DO THIS
In the listing below, find every line containing "title" and copy it out.

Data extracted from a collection
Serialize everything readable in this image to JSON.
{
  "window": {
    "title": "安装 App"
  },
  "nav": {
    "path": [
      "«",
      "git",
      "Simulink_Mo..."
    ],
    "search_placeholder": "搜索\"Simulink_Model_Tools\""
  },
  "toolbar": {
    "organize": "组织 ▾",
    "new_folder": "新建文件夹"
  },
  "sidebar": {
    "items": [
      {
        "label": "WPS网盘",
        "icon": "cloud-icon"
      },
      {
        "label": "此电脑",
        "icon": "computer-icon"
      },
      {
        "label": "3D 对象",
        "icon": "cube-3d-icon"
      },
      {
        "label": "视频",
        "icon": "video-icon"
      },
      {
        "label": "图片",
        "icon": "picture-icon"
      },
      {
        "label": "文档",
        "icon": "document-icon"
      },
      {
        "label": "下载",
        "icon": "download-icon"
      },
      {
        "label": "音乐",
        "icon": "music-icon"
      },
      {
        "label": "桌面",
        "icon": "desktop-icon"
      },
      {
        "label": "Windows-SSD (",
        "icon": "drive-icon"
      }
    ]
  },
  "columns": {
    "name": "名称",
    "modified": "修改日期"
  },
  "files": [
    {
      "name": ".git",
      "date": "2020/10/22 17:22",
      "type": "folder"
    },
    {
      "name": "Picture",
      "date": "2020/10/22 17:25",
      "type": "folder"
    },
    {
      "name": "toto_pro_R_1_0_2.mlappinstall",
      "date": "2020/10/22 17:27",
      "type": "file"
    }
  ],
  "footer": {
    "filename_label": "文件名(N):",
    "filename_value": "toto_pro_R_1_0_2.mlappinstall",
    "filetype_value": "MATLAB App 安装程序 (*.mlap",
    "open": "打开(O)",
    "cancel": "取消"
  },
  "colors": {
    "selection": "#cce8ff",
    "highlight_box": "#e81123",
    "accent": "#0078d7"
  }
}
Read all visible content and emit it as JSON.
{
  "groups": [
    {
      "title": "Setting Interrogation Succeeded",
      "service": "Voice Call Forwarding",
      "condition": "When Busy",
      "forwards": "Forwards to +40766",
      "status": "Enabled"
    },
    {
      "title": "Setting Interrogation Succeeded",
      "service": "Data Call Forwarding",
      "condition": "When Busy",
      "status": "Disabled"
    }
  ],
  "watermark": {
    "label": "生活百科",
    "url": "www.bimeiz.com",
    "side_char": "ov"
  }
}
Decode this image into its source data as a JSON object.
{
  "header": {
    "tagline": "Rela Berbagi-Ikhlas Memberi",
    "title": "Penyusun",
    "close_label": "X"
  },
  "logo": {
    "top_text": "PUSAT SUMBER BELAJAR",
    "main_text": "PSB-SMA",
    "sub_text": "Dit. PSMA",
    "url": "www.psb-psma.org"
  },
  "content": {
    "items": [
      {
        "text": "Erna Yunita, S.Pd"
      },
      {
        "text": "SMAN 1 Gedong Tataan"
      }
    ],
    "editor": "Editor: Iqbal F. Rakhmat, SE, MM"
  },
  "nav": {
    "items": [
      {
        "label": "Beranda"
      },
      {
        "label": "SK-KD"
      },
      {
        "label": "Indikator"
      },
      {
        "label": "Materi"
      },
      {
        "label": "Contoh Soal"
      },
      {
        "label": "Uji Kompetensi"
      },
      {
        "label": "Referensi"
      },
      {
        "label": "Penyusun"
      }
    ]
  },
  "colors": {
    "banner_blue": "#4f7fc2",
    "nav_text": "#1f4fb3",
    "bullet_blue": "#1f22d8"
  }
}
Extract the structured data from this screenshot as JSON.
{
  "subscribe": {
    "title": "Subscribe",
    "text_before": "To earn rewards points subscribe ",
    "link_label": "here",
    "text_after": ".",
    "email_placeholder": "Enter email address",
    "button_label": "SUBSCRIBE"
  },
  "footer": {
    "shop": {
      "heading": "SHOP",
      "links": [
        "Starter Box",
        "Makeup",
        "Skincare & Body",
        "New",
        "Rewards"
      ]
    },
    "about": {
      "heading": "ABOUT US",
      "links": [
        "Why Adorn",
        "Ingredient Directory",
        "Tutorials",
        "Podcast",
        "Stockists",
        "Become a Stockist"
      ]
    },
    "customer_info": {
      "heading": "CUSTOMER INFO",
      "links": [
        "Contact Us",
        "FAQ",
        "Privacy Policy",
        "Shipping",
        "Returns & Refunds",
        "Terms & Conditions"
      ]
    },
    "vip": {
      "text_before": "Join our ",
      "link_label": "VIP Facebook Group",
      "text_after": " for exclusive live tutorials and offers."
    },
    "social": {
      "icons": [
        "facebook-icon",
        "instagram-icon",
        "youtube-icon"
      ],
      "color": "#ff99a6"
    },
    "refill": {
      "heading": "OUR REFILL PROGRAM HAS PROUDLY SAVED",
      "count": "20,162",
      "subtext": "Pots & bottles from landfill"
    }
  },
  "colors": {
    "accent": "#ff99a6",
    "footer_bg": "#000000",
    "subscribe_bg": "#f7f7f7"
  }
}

WORKED SOLUTION
    "title": "安装 App"
      "title": "Setting Interrogation Succeeded",
      "title": "Setting Interrogation Succeeded",
    "title": "Penyusun",
    "title": "Subscribe",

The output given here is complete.